[Stated exercise]:
Out of the lines below, please list those that hold the string "JSON".
========================
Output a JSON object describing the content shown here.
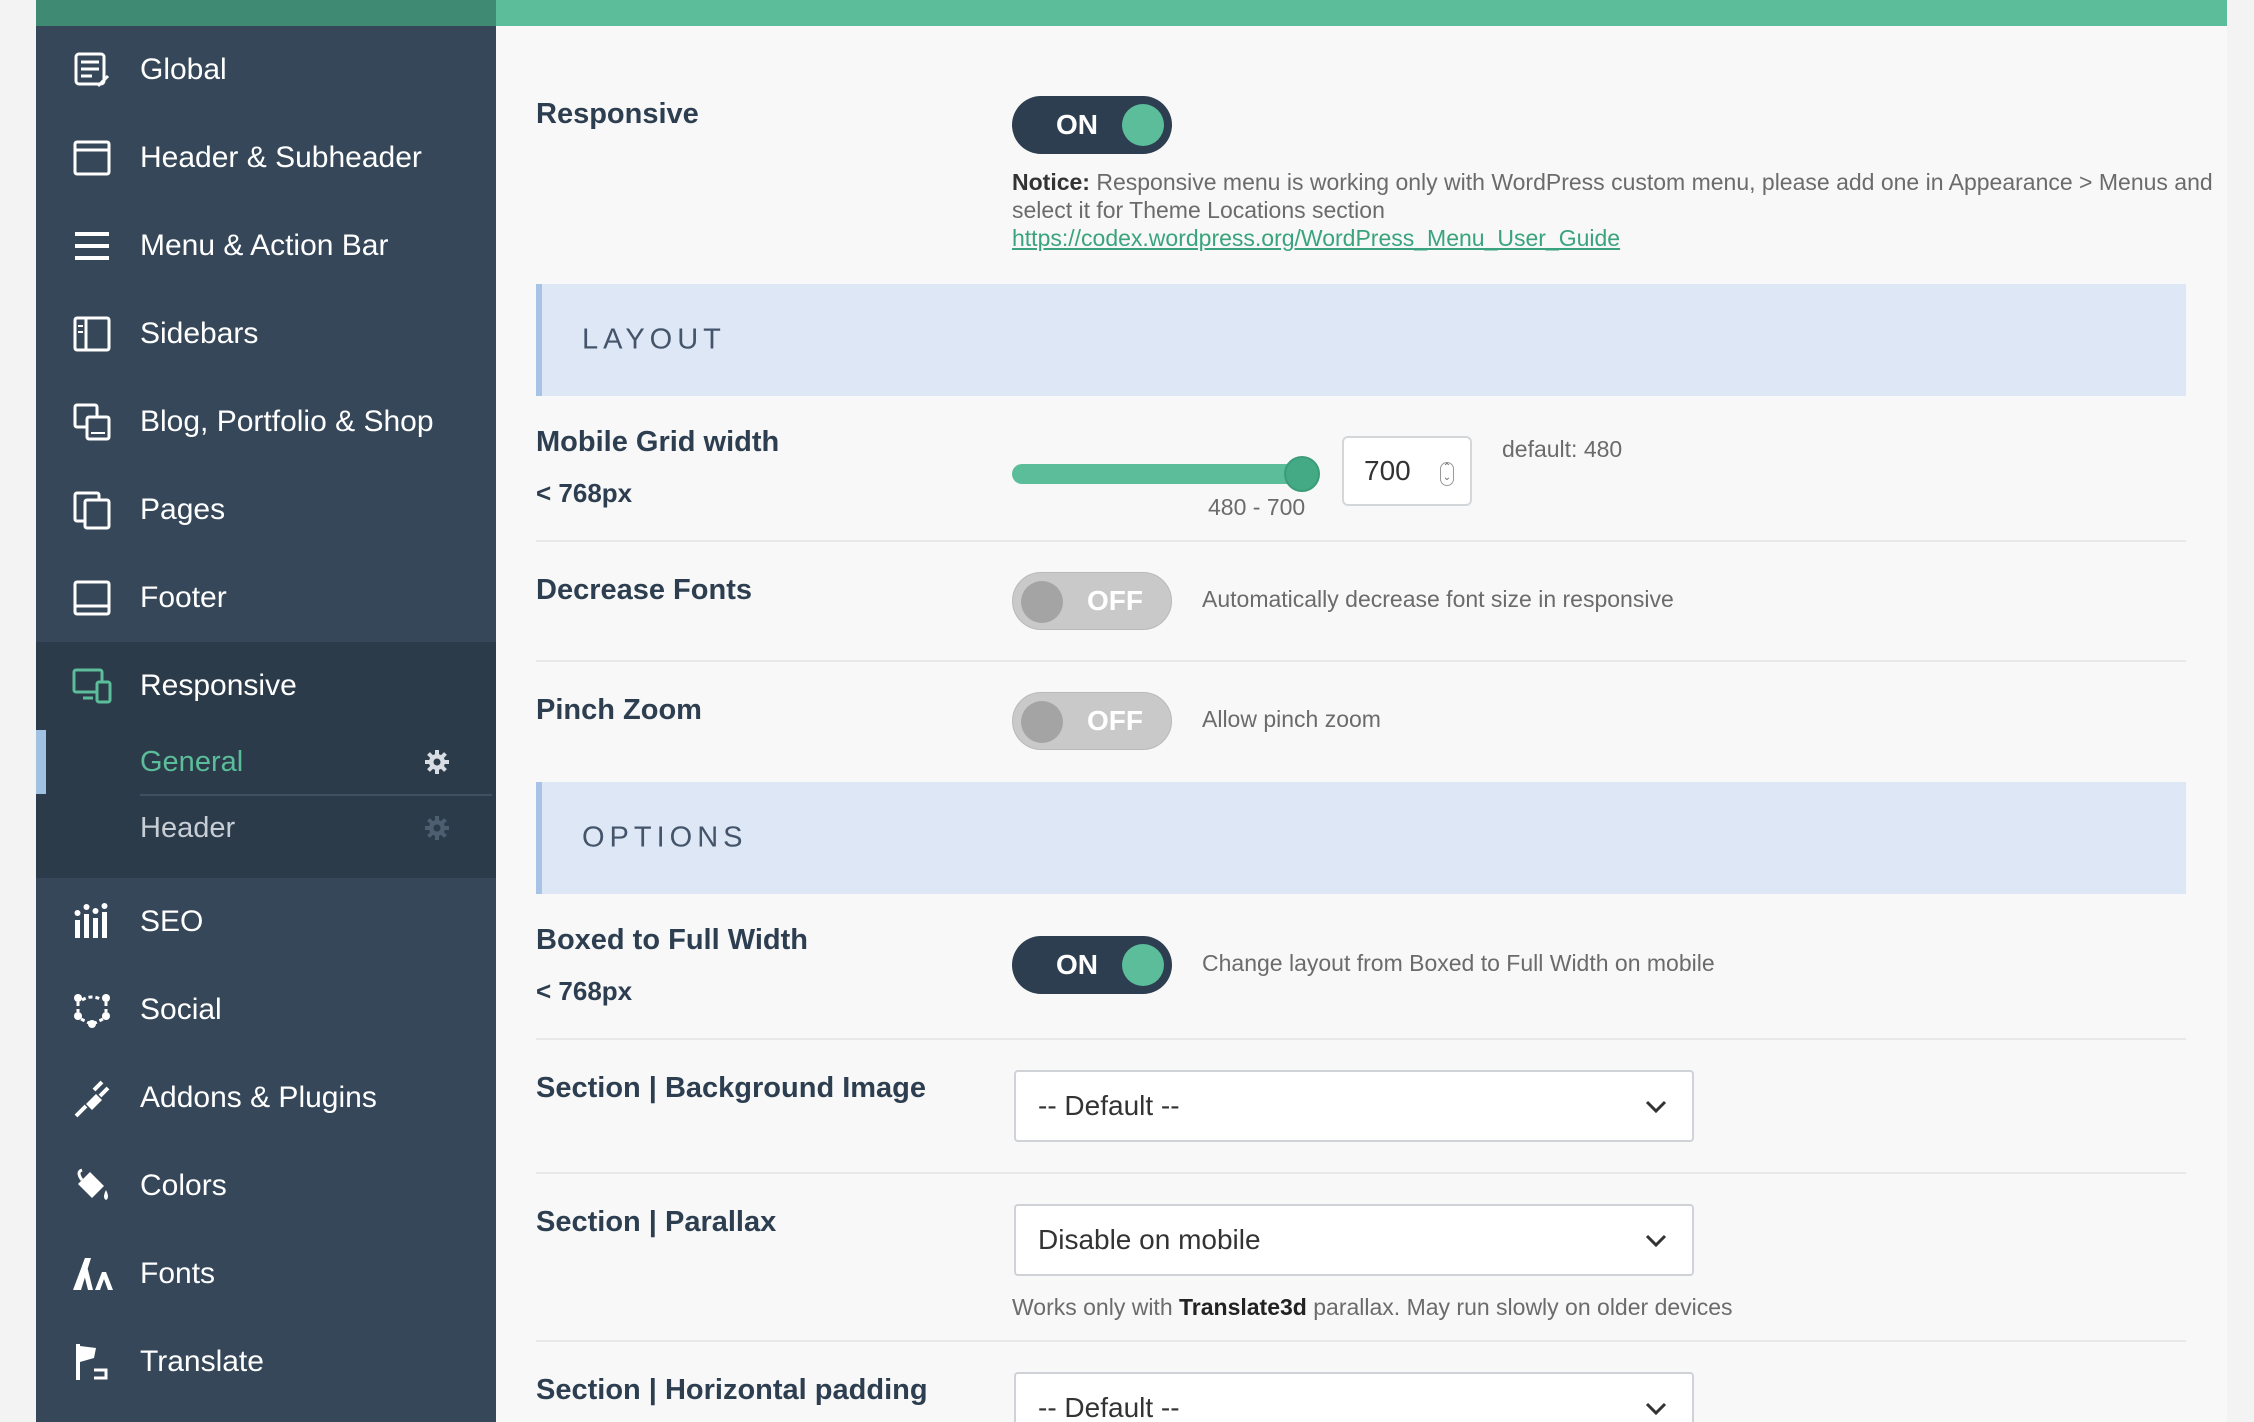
{
  "sidebar": {
    "items": [
      {
        "label": "Global",
        "icon": "global-settings-icon"
      },
      {
        "label": "Header & Subheader",
        "icon": "header-window-icon"
      },
      {
        "label": "Menu & Action Bar",
        "icon": "hamburger-menu-icon"
      },
      {
        "label": "Sidebars",
        "icon": "sidebar-layout-icon"
      },
      {
        "label": "Blog, Portfolio & Shop",
        "icon": "blog-portfolio-icon"
      },
      {
        "label": "Pages",
        "icon": "pages-icon"
      },
      {
        "label": "Footer",
        "icon": "footer-layout-icon"
      },
      {
        "label": "Responsive",
        "icon": "responsive-devices-icon"
      },
      {
        "label": "SEO",
        "icon": "seo-bars-icon"
      },
      {
        "label": "Social",
        "icon": "social-network-icon"
      },
      {
        "label": "Addons & Plugins",
        "icon": "plugin-icon"
      },
      {
        "label": "Colors",
        "icon": "paint-bucket-icon"
      },
      {
        "label": "Fonts",
        "icon": "fonts-icon"
      },
      {
        "label": "Translate",
        "icon": "translate-flag-icon"
      }
    ],
    "submenu": [
      {
        "label": "General",
        "current": true
      },
      {
        "label": "Header",
        "current": false
      }
    ]
  },
  "main": {
    "responsive": {
      "label": "Responsive",
      "toggle": "ON",
      "notice_title": "Notice:",
      "notice_text": " Responsive menu is working only with WordPress custom menu, please add one in Appearance > Menus and select it for Theme Locations section",
      "notice_link": "https://codex.wordpress.org/WordPress_Menu_User_Guide"
    },
    "layout_heading": "LAYOUT",
    "mobile_grid": {
      "label": "Mobile Grid width",
      "sub": "< 768px",
      "value": "700",
      "range_label": "480 - 700",
      "min": 480,
      "max": 700,
      "default_text": "default: 480"
    },
    "decrease_fonts": {
      "label": "Decrease Fonts",
      "toggle": "OFF",
      "desc": "Automatically decrease font size in responsive"
    },
    "pinch_zoom": {
      "label": "Pinch Zoom",
      "toggle": "OFF",
      "desc": "Allow pinch zoom"
    },
    "options_heading": "OPTIONS",
    "boxed": {
      "label": "Boxed to Full Width",
      "sub": "< 768px",
      "toggle": "ON",
      "desc": "Change layout from Boxed to Full Width on mobile"
    },
    "bg_image": {
      "label": "Section | Background Image",
      "value": "-- Default --"
    },
    "parallax": {
      "label": "Section | Parallax",
      "value": "Disable on mobile",
      "note_pre": "Works only with ",
      "note_bold": "Translate3d",
      "note_post": " parallax. May run slowly on older devices"
    },
    "h_padding": {
      "label": "Section | Horizontal padding",
      "value": "-- Default --"
    }
  },
  "colors": {
    "accent": "#5bbd9a",
    "sidebar": "#354759",
    "dark": "#2d3e50"
  }
}
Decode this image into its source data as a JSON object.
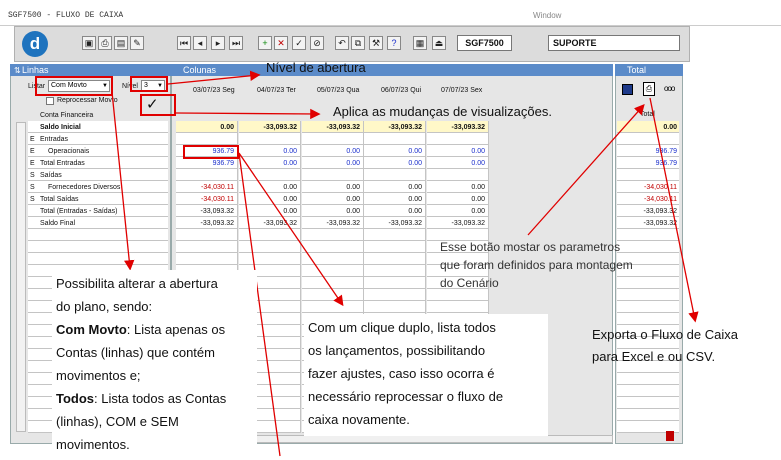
========================
[Response below]:
Output a JSON object describing the content shown here.
Decode this image into its source data as a JSON object.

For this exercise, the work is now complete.